[start of Page]
12.26.2009

New Beginnings.....


It's the end of one year and the beginning of the next.

I feel so blessed to be in good health, in good company, and in good spirits awaiting 2010. 

2010, can you believe it ?

Wishing all of you only the best for 2010 !!!!!!

xoxo,
Sylvia


Love it if you would join my followers or would like to comment.

12.23.2009

'Twas the night before Christmas - dieter's version ......



Twas the night before Christmas and all 'round my hips

Were Fannie May candies that had sneaked past my lips.

Fudge brownies were stored in the freezer with care

In hopes that my thighs would forget they were there.



While Mama in her girdle and I in chin straps

Had just settled down to sugar-borne naps.

When out in the pantry there arose such a clatter

I sprang from my bed to see what was the matter.



Away to the kitchen I flew like a flash

Tore open the icebox then threw up the sash.

The marshmallow look of the new-fallen snow

Sent thoughts of a binge to my body below.



When what to my wandering eyes should appear:

A marzipan Santa with eight chocolate reindeer!

That huge chunk of candy so luscious and slick

I knew in a second that I'd wind up sick.



The sweet-coated Santa, those sugared reindeer

I closed my eyes tightly but still I could hear;

On Pritzker, on Stillman, on weak one, on TOPS,

A Weight Watcher dropout from sugar detox.
[end of Page]
[start of Data segment]
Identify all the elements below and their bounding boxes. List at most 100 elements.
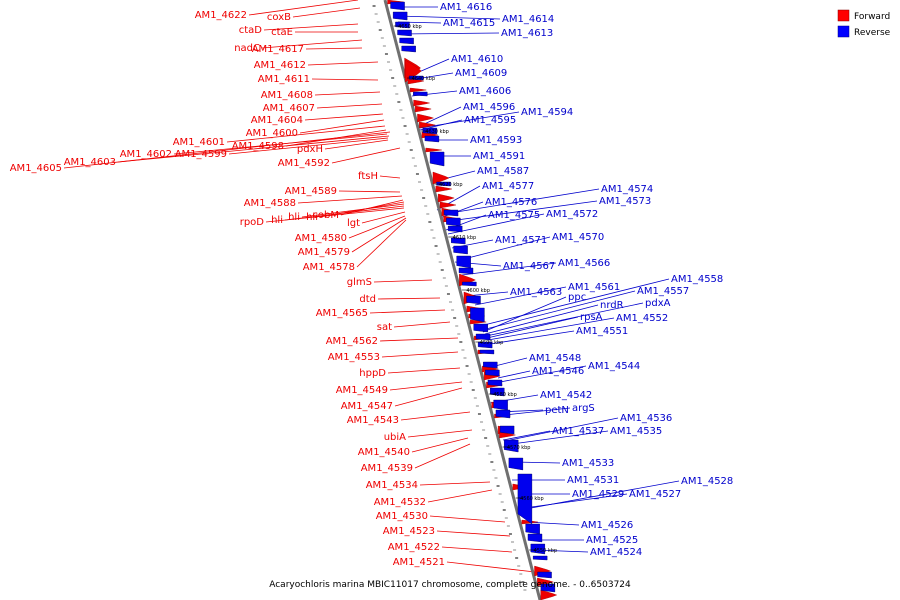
[end of Data segment]
What is asked =
1) In the blog, what does the speaker see appear in the kitchen?
2) Please explain in one to three sentences why the blog says the fudge brownies were stored in the freezer with care.

Solution list =
1) A marzipan Santa with eight chocolate reindeer.

2) They were put there in hopes that the speaker's thighs would forget they were there.